Saved data entries:
>> start
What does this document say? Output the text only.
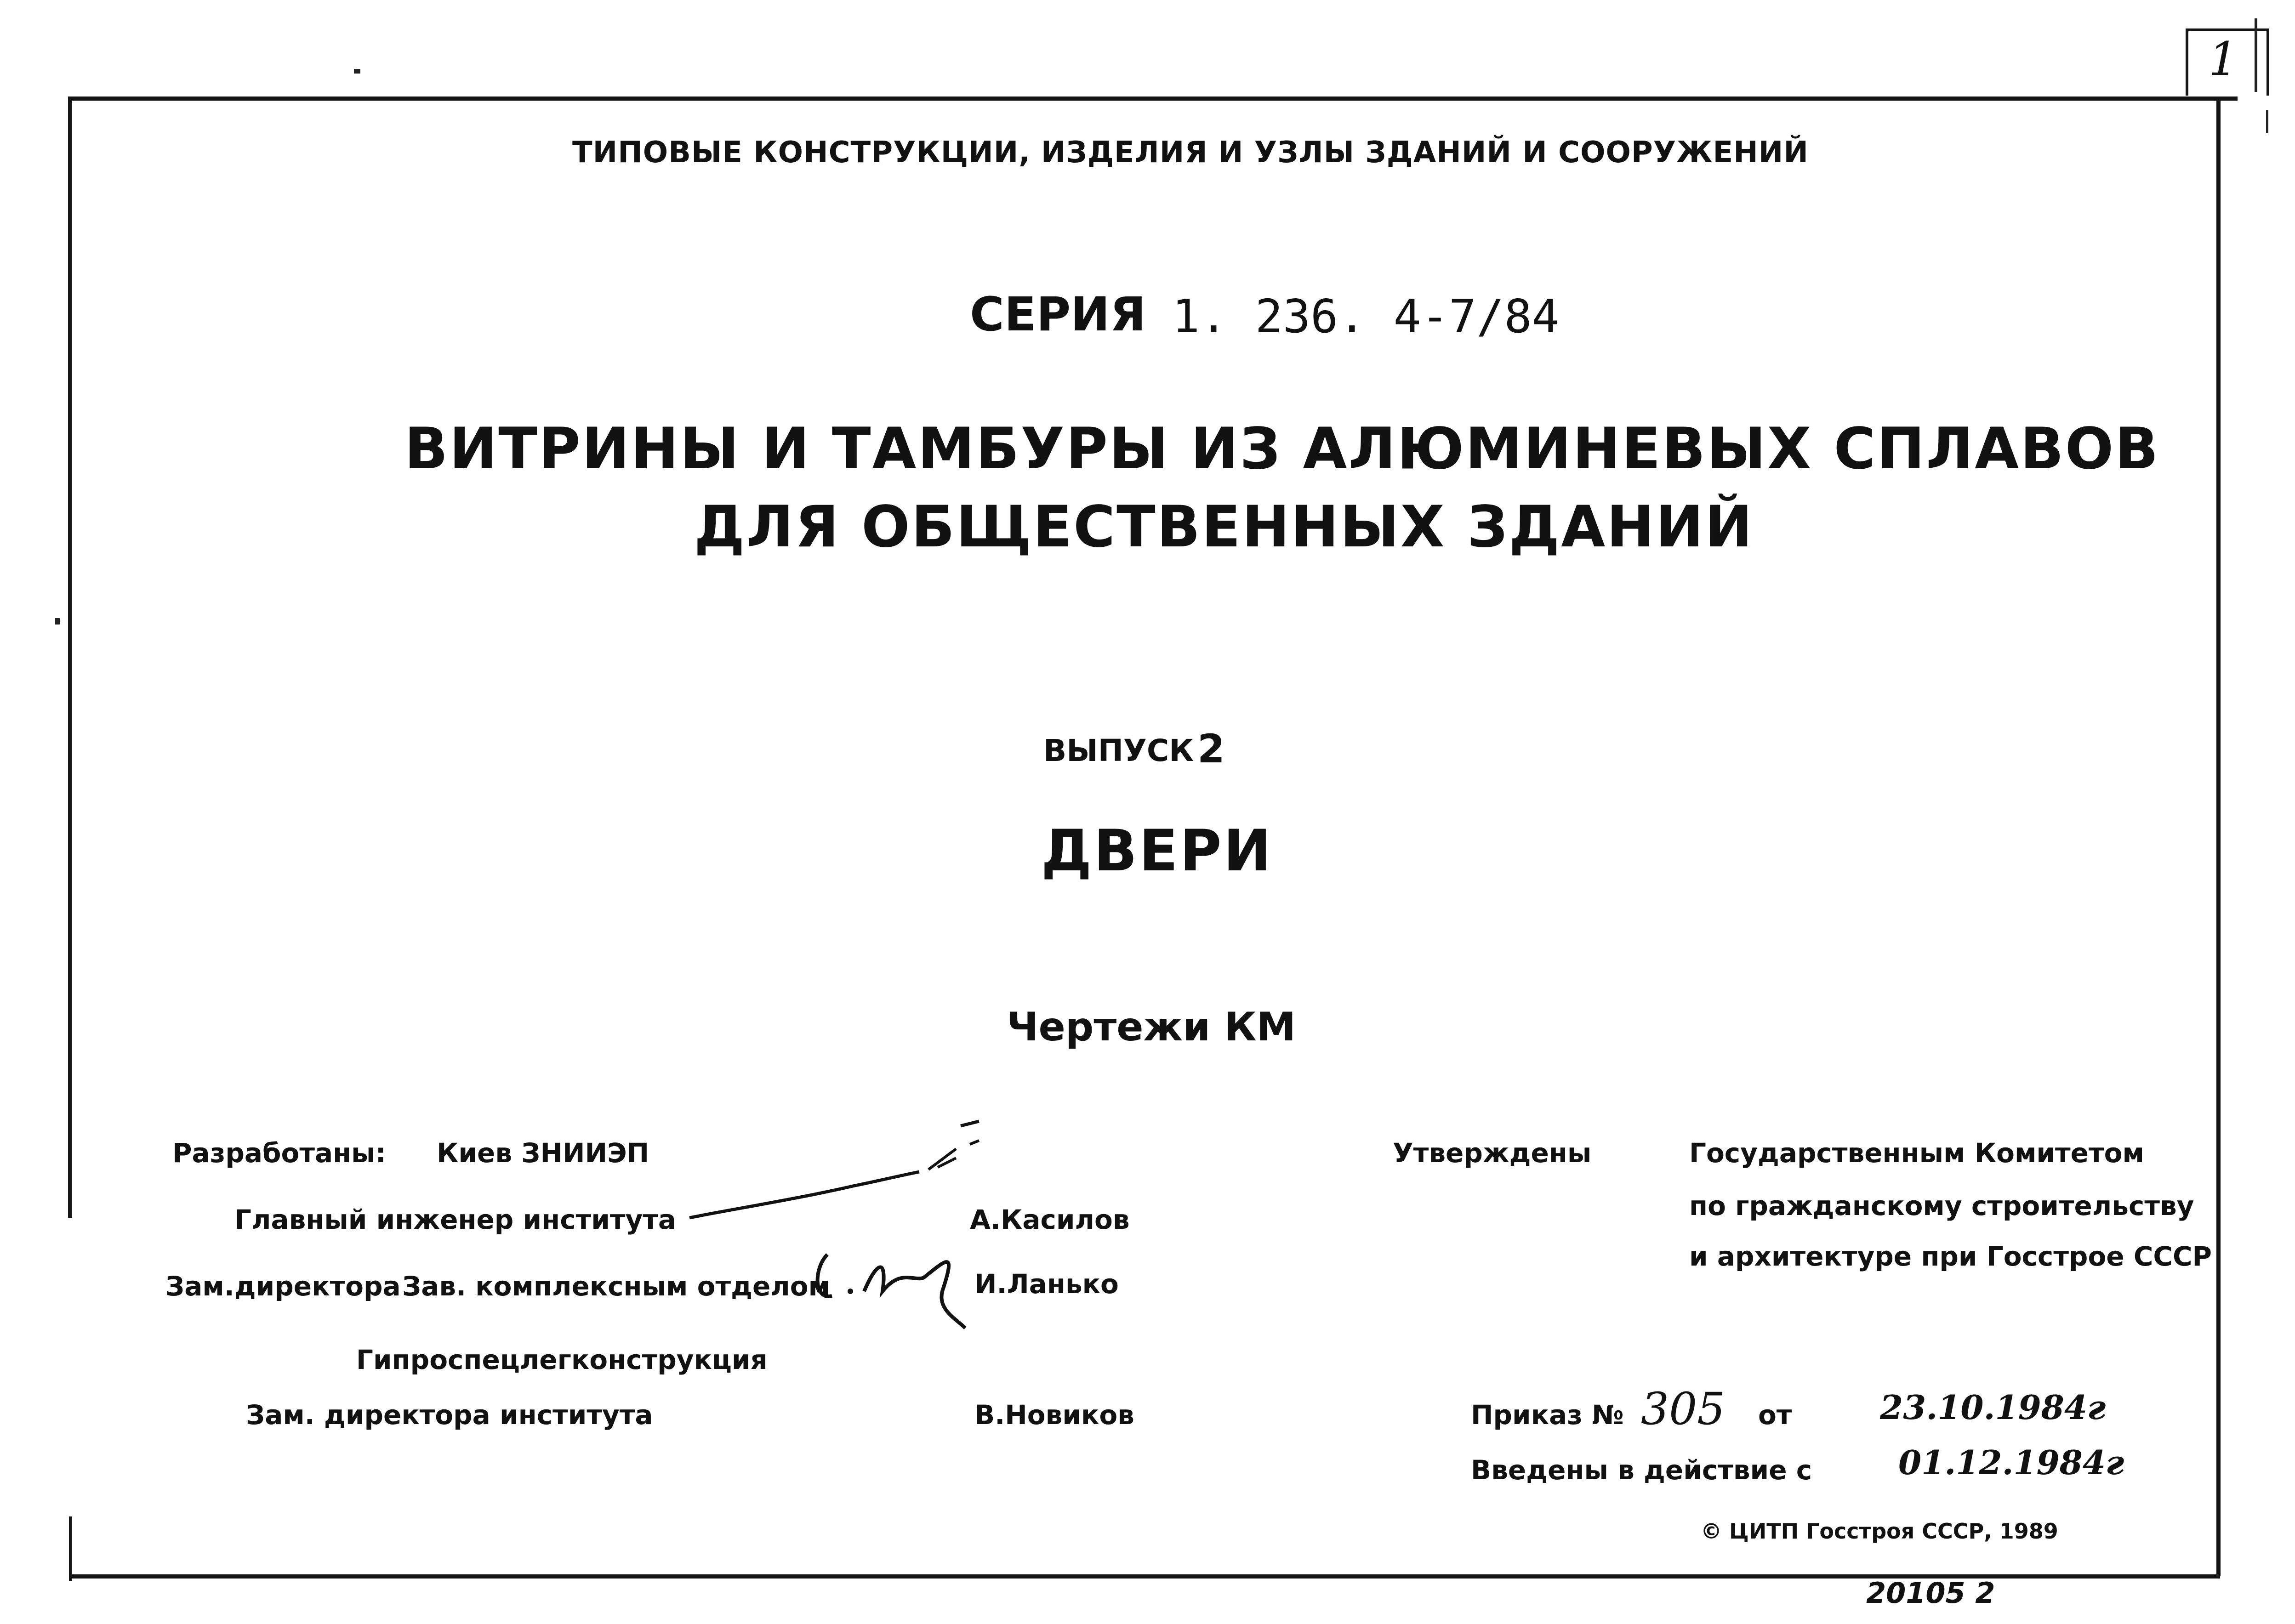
1
ТИПОВЫЕ КОНСТРУКЦИИ, ИЗДЕЛИЯ И УЗЛЫ ЗДАНИЙ И СООРУЖЕНИЙ
СЕРИЯ 1. 236. 4-7/84
ВИТРИНЫ И ТАМБУРЫ ИЗ АЛЮМИНЕВЫХ СПЛАВОВ
ДЛЯ ОБЩЕСТВЕННЫХ ЗДАНИЙ
ВЫПУСК 2
ДВЕРИ
Чертежи КМ
Разработаны: Киев ЗНИИЭП
Главный инженер института	А.Касилов
Зам.директора Зав. комплексным отделом	И.Ланько
Гипроспецлегконструкция
Зам. директора института	В.Новиков
Утверждены	Государственным Комитетом
по гражданскому строительству
и архитектуре при Госстрое СССР
Приказ № 305 от	23.10.1984г
Введены в действие с	01.12.1984г
© ЦИТП Госстроя СССР, 1989
20105 2
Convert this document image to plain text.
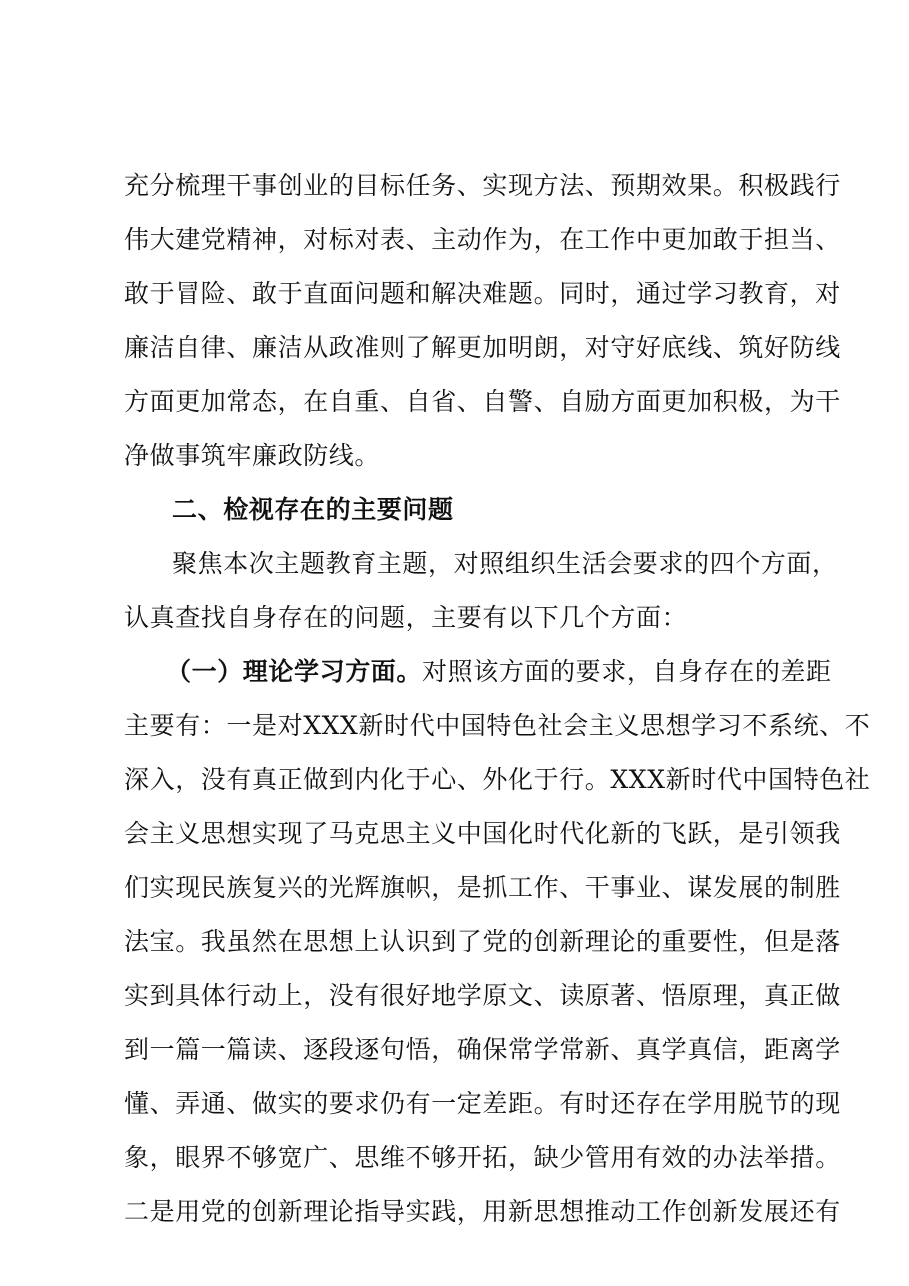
充分梳理干事创业的目标任务、实现方法、预期效果。积极践行
伟大建党精神，对标对表、主动作为，在工作中更加敢于担当、
敢于冒险、敢于直面问题和解决难题。同时，通过学习教育，对
廉洁自律、廉洁从政准则了解更加明朗，对守好底线、筑好防线
方面更加常态，在自重、自省、自警、自励方面更加积极，为干
净做事筑牢廉政防线。
二、检视存在的主要问题
聚焦本次主题教育主题，对照组织生活会要求的四个方面，
认真查找自身存在的问题，主要有以下几个方面：
（一）理论学习方面。对照该方面的要求，自身存在的差距
主要有：一是对XXX新时代中国特色社会主义思想学习不系统、不
深入，没有真正做到内化于心、外化于行。XXX新时代中国特色社
会主义思想实现了马克思主义中国化时代化新的飞跃，是引领我
们实现民族复兴的光辉旗帜，是抓工作、干事业、谋发展的制胜
法宝。我虽然在思想上认识到了党的创新理论的重要性，但是落
实到具体行动上，没有很好地学原文、读原著、悟原理，真正做
到一篇一篇读、逐段逐句悟，确保常学常新、真学真信，距离学
懂、弄通、做实的要求仍有一定差距。有时还存在学用脱节的现
象，眼界不够宽广、思维不够开拓，缺少管用有效的办法举措。
二是用党的创新理论指导实践，用新思想推动工作创新发展还有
>> end
(Requirements)
In the records above, locate every line with the string "ЗДАНИЙ" and copy it.

(Reply to the task)
ТИПОВЫЕ КОНСТРУКЦИИ, ИЗДЕЛИЯ И УЗЛЫ ЗДАНИЙ И СООРУЖЕНИЙ
ДЛЯ ОБЩЕСТВЕННЫХ ЗДАНИЙ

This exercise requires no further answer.